> _Problem description_: From the listing below, pull out the lines that hold "enim".

Recorded data:
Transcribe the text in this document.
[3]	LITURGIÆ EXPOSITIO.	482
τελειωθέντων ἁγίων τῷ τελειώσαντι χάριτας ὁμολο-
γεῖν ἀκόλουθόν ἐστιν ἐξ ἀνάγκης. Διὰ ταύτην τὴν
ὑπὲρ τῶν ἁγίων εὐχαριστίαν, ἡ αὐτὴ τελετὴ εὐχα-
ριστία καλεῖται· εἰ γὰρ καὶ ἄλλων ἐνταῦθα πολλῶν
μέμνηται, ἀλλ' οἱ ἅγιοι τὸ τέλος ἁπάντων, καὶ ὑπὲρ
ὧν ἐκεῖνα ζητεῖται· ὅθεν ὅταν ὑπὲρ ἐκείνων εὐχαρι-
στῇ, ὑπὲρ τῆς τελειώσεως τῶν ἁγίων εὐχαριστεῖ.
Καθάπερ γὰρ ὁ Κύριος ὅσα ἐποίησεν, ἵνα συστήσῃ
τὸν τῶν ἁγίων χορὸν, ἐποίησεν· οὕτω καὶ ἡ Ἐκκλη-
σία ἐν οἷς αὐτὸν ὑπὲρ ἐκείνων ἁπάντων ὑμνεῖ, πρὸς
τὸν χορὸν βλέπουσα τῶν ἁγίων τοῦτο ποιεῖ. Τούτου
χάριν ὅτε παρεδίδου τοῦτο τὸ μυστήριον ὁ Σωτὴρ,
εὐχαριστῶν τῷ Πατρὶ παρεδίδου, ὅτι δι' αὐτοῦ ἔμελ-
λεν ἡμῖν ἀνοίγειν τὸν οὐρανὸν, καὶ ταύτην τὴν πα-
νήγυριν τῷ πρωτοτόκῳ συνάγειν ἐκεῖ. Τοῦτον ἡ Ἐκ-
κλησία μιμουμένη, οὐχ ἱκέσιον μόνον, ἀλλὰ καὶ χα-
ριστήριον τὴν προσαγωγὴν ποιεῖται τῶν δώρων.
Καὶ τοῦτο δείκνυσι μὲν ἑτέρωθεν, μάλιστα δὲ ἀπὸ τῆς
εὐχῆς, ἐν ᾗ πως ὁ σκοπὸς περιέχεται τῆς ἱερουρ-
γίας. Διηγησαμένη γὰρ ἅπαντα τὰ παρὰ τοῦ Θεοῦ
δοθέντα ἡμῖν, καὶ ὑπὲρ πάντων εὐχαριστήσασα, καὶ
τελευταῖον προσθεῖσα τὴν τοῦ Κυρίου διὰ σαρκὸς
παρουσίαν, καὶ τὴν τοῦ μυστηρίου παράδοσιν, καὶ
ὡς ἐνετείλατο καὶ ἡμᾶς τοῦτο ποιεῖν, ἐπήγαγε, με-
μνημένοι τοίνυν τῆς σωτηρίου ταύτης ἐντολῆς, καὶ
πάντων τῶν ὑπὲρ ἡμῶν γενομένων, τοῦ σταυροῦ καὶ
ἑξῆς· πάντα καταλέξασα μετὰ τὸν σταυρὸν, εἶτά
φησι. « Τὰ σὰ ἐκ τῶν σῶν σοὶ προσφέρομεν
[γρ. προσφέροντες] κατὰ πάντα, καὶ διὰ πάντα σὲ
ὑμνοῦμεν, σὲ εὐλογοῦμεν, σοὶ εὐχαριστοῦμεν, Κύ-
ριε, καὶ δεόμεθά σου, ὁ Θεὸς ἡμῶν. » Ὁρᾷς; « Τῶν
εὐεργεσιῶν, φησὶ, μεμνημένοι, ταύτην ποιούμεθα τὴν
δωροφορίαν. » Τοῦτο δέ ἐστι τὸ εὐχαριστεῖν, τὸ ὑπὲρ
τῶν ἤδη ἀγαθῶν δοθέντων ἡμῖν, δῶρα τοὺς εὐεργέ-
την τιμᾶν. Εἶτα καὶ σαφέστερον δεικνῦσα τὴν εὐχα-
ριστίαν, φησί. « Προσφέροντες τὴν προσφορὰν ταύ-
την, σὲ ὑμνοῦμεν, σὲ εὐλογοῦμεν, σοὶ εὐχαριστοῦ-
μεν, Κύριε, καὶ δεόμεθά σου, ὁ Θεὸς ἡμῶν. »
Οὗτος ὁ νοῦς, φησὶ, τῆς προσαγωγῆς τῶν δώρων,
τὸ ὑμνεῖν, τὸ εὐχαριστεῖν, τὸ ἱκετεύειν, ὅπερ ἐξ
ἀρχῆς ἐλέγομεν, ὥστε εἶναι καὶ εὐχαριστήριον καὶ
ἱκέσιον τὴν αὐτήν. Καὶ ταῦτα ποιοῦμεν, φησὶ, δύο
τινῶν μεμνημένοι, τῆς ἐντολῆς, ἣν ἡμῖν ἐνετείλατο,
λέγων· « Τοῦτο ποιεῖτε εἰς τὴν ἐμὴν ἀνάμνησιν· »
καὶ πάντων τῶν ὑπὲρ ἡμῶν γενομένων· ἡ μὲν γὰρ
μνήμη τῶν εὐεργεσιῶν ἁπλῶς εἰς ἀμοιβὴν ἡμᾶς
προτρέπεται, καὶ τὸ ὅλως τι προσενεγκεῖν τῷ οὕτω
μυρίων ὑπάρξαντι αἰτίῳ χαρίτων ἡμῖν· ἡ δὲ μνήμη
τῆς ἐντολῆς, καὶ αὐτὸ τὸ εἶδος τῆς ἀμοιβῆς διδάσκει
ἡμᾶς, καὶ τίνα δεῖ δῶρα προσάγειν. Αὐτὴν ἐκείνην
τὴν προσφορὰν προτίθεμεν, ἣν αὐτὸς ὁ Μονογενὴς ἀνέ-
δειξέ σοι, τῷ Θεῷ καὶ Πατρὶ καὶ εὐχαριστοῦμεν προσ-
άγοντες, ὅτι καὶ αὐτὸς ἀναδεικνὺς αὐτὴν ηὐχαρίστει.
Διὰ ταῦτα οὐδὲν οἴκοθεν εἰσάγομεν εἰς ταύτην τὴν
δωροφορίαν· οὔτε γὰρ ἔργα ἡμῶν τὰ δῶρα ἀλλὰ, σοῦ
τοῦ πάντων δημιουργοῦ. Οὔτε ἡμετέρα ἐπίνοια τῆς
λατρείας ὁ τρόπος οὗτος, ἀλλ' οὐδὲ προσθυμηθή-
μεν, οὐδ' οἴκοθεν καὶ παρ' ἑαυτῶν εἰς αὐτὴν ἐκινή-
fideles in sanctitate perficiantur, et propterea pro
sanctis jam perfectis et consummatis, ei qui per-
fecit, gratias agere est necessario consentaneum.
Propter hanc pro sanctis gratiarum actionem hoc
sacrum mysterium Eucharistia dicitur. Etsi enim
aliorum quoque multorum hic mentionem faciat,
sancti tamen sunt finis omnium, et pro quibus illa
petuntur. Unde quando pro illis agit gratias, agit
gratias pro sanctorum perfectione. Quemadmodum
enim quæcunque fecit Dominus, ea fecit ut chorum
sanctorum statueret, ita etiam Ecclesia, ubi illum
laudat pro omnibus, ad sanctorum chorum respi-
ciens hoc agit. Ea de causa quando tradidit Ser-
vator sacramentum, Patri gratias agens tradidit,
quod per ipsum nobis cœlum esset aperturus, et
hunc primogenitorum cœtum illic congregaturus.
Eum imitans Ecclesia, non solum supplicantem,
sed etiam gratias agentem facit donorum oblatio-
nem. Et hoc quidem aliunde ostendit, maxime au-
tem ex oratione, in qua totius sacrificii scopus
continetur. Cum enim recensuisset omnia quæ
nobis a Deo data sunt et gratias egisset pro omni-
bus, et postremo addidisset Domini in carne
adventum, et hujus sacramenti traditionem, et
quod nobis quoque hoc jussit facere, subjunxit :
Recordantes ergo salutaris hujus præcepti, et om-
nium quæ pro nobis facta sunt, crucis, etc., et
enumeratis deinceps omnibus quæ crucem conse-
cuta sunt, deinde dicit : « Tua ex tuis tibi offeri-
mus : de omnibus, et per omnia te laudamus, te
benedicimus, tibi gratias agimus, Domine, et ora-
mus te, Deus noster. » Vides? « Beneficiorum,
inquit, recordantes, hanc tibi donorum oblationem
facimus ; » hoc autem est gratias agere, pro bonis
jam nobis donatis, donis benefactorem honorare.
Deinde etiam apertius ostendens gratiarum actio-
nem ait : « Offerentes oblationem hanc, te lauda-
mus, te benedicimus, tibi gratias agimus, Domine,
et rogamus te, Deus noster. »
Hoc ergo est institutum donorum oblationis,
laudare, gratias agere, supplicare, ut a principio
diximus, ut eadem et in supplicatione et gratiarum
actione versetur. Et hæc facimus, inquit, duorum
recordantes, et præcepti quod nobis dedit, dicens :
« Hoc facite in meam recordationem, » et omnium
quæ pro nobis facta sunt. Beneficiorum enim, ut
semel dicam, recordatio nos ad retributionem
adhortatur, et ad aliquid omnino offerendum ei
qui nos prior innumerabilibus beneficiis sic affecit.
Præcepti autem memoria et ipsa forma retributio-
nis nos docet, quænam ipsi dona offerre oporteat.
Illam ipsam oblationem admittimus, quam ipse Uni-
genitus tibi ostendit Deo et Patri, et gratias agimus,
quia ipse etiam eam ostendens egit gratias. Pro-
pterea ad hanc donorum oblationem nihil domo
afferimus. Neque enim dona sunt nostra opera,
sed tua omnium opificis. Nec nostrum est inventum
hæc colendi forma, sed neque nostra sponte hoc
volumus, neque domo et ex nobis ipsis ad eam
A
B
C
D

> _Problem solution_:
sacrum mysterium Eucharistia dicitur. Etsi enim
enim quæcunque fecit Dominus, ea fecit ut chorum
continetur. Cum enim recensuisset omnia quæ
quæ pro nobis facta sunt. Beneficiorum enim, ut
afferimus. Neque enim dona sunt nostra opera,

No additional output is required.